SHORT EXERCISE.
Please list every line in the entries below that contains the string "class".

---------- SUPPLIED DATA

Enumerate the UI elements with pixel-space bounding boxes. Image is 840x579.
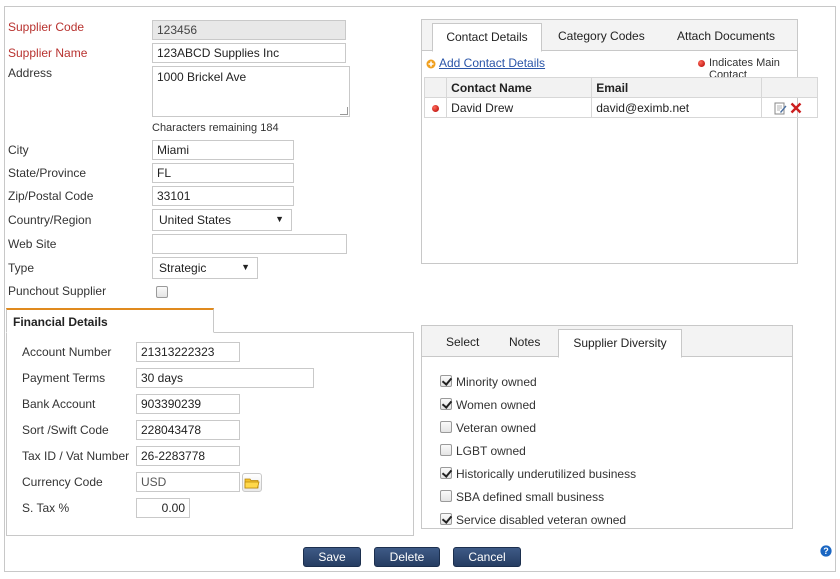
account-number-input[interactable]: 21313222323: [136, 342, 240, 362]
tab-category-codes[interactable]: Category Codes: [558, 29, 645, 43]
svg-text:?: ?: [823, 546, 829, 556]
red-dot-icon: [432, 104, 440, 112]
website-input[interactable]: [152, 234, 347, 254]
email-cell: david@eximb.net: [591, 97, 762, 118]
contacts-table: Contact Name Email David Drew david@exim…: [423, 77, 819, 118]
plus-circle-icon[interactable]: [426, 59, 436, 69]
save-button[interactable]: Save: [303, 547, 361, 567]
diversity-panel: Select Notes Supplier Diversity Minority…: [421, 325, 793, 529]
sba-small-business-checkbox[interactable]: [440, 490, 452, 502]
row-actions-cell: [760, 97, 819, 118]
punchout-label: Punchout Supplier: [8, 284, 107, 298]
delete-button[interactable]: Delete: [374, 547, 440, 567]
hub-zone-checkbox[interactable]: [440, 467, 452, 479]
city-input[interactable]: Miami: [152, 140, 294, 160]
currency-code-label: Currency Code: [22, 475, 103, 489]
edit-note-icon[interactable]: [774, 102, 787, 115]
supplier-name-input[interactable]: 123ABCD Supplies Inc: [152, 43, 346, 63]
main-indicator-header: [423, 77, 448, 98]
currency-lookup-button[interactable]: [242, 473, 262, 492]
tab-attach-documents[interactable]: Attach Documents: [677, 29, 775, 43]
country-select[interactable]: United States ▼: [152, 209, 292, 231]
account-number-label: Account Number: [22, 345, 112, 359]
minority-owned-checkbox[interactable]: [440, 375, 452, 387]
address-value: 1000 Brickel Ave: [157, 70, 247, 84]
add-contact-link[interactable]: Add Contact Details: [439, 56, 545, 70]
help-icon[interactable]: ?: [820, 545, 832, 557]
type-label: Type: [8, 261, 35, 275]
cancel-button[interactable]: Cancel: [453, 547, 521, 567]
type-select[interactable]: Strategic ▼: [152, 257, 258, 279]
state-label: State/Province: [8, 166, 87, 180]
hub-zone-label: Historically underutilized business: [456, 467, 637, 481]
state-input[interactable]: FL: [152, 163, 294, 183]
red-dot-icon: [698, 60, 705, 67]
folder-icon: [244, 478, 260, 489]
country-label: Country/Region: [8, 213, 92, 227]
address-label: Address: [8, 66, 53, 80]
sba-small-business-label: SBA defined small business: [456, 490, 605, 504]
resize-grip-icon[interactable]: [340, 107, 348, 115]
sort-swift-input[interactable]: 228043478: [136, 420, 240, 440]
service-disabled-veteran-label: Service disabled veteran owned: [456, 513, 627, 527]
tab-contact-details[interactable]: Contact Details: [432, 23, 542, 52]
bank-account-label: Bank Account: [22, 397, 96, 411]
tax-id-input[interactable]: 26-2283778: [136, 446, 240, 466]
email-header[interactable]: Email: [591, 77, 762, 98]
main-contact-cell: [423, 97, 448, 118]
website-label: Web Site: [8, 237, 57, 251]
address-textarea[interactable]: 1000 Brickel Ave: [152, 66, 350, 117]
tab-supplier-diversity[interactable]: Supplier Diversity: [558, 329, 682, 358]
service-disabled-veteran-checkbox[interactable]: [440, 513, 452, 525]
minority-owned-label: Minority owned: [456, 375, 537, 389]
lgbt-owned-checkbox[interactable]: [440, 444, 452, 456]
supplier-name-label: Supplier Name: [8, 46, 88, 60]
country-value: United States: [159, 213, 232, 227]
payment-terms-label: Payment Terms: [22, 371, 106, 385]
sales-tax-label: S. Tax %: [22, 501, 70, 515]
veteran-owned-checkbox[interactable]: [440, 421, 452, 433]
city-label: City: [8, 143, 29, 157]
lgbt-owned-label: LGBT owned: [456, 444, 526, 458]
red-x-icon[interactable]: [790, 102, 802, 114]
tab-financial-details[interactable]: Financial Details: [6, 308, 214, 333]
contact-name-cell: David Drew: [446, 97, 593, 118]
zip-label: Zip/Postal Code: [8, 189, 94, 203]
actions-header: [760, 77, 819, 98]
tax-id-label: Tax ID / Vat Number: [22, 449, 130, 463]
tab-select[interactable]: Select: [446, 335, 479, 349]
bank-account-input[interactable]: 903390239: [136, 394, 240, 414]
zip-input[interactable]: 33101: [152, 186, 294, 206]
punchout-checkbox[interactable]: [156, 286, 168, 298]
supplier-code-field: 123456: [152, 20, 346, 40]
chars-remaining: Characters remaining 184: [152, 122, 279, 134]
tab-notes[interactable]: Notes: [509, 335, 540, 349]
contact-panel: Contact Details Category Codes Attach Do…: [421, 19, 819, 264]
women-owned-label: Women owned: [456, 398, 536, 412]
currency-code-input[interactable]: USD: [136, 472, 240, 492]
dropdown-arrow-icon: ▼: [275, 214, 284, 224]
dropdown-arrow-icon: ▼: [241, 262, 250, 272]
women-owned-checkbox[interactable]: [440, 398, 452, 410]
payment-terms-input[interactable]: 30 days: [136, 368, 314, 388]
sales-tax-input[interactable]: 0.00: [136, 498, 190, 518]
contact-name-header[interactable]: Contact Name: [446, 77, 593, 98]
type-value: Strategic: [159, 261, 207, 275]
sort-swift-label: Sort /Swift Code: [22, 423, 109, 437]
table-header-row: Contact Name Email: [423, 77, 819, 98]
supplier-code-label: Supplier Code: [8, 20, 85, 34]
veteran-owned-label: Veteran owned: [456, 421, 537, 435]
table-row[interactable]: David Drew david@eximb.net: [423, 97, 819, 118]
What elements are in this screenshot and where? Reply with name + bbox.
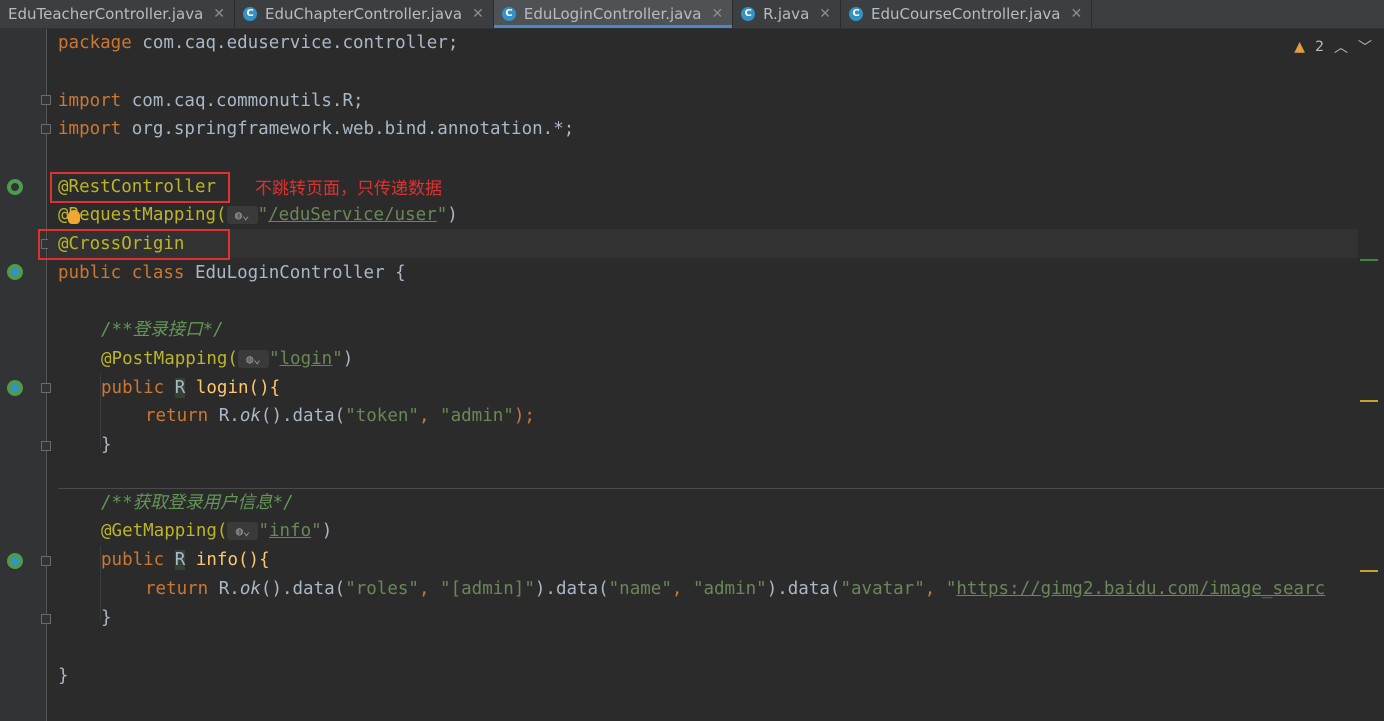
code-line: public class EduLoginController { [58,263,406,283]
code-line: @PostMapping(◍⌄ "login") [101,349,354,369]
highlight-box-rest-controller [50,172,230,203]
tab-edu-login-controller[interactable]: C EduLoginController.java ✕ [493,0,734,28]
tab-edu-teacher-controller[interactable]: EduTeacherController.java ✕ [0,0,236,28]
current-line-highlight [48,229,1358,258]
chevron-up-icon[interactable]: ︿ [1334,37,1348,57]
chevron-down-icon[interactable]: ﹀ [1358,37,1372,57]
globe-icon[interactable]: ◍⌄ [226,206,258,224]
code-line: package com.caq.eduservice.controller; [58,33,459,53]
tab-label: EduLoginController.java [523,5,702,23]
code-line: @RequestMapping(◍⌄ "/eduService/user") [58,205,458,225]
code-line: return R.ok().data("roles", "[admin]").d… [145,579,1326,599]
warning-count: 2 [1315,39,1324,55]
code-line: @GetMapping(◍⌄ "info") [101,521,333,541]
spring-class-icon[interactable] [7,264,23,280]
tab-label: R.java [763,5,810,23]
close-icon[interactable]: ✕ [472,6,484,22]
editor-gutter [0,29,51,721]
tab-label: EduCourseController.java [871,5,1061,23]
scroll-mark[interactable] [1360,400,1378,402]
code-line: public R login(){ [101,378,281,398]
spring-mapping-icon[interactable] [7,380,23,396]
code-line: import org.springframework.web.bind.anno… [58,119,575,139]
code-line: /**登录接口*/ [101,320,224,340]
close-icon[interactable]: ✕ [1070,6,1082,22]
code-editor[interactable]: package com.caq.eduservice.controller; i… [38,29,1384,721]
editor-tab-bar: EduTeacherController.java ✕ C EduChapter… [0,0,1384,29]
code-line: import com.caq.commonutils.R; [58,91,364,111]
code-line: } [58,666,69,686]
warning-icon: ▲ [1294,39,1306,55]
scroll-mark[interactable] [1360,570,1378,572]
globe-icon[interactable]: ◍⌄ [227,522,259,540]
code-line: } [101,608,112,628]
close-icon[interactable]: ✕ [213,6,225,22]
spring-bean-icon[interactable] [7,179,23,195]
tab-edu-course-controller[interactable]: C EduCourseController.java ✕ [841,0,1093,28]
close-icon[interactable]: ✕ [711,6,723,22]
class-icon: C [849,7,863,21]
spring-mapping-icon[interactable] [7,553,23,569]
tab-edu-chapter-controller[interactable]: C EduChapterController.java ✕ [235,0,494,28]
annotation-note: 不跳转页面，只传递数据 [255,179,442,199]
class-icon: C [741,7,756,21]
code-line: } [101,435,112,455]
globe-icon[interactable]: ◍⌄ [237,350,269,368]
tab-label: EduChapterController.java [265,5,463,23]
code-line: /**获取登录用户信息*/ [101,493,294,513]
code-line: public R info(){ [101,550,270,570]
highlight-box-cross-origin [38,229,230,260]
class-icon: C [501,7,516,21]
close-icon[interactable]: ✕ [819,6,831,22]
lightbulb-icon[interactable] [68,210,80,224]
inspection-widget[interactable]: ▲ 2 ︿ ﹀ [1294,37,1372,57]
scroll-mark[interactable] [1360,259,1378,261]
class-icon: C [243,7,258,21]
tab-label: EduTeacherController.java [8,5,204,23]
tab-r-java[interactable]: C R.java ✕ [733,0,841,28]
code-line: return R.ok().data("token", "admin"); [145,406,535,426]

--------------------

EXERCISE RESPONSE.
code-line: public class EduLoginController { [58,263,406,283]
spring-class-icon[interactable] [7,264,23,280]
class-icon: C [849,7,863,21]
class-icon: C [741,7,756,21]
class-icon: C [501,7,516,21]
class-icon: C [243,7,258,21]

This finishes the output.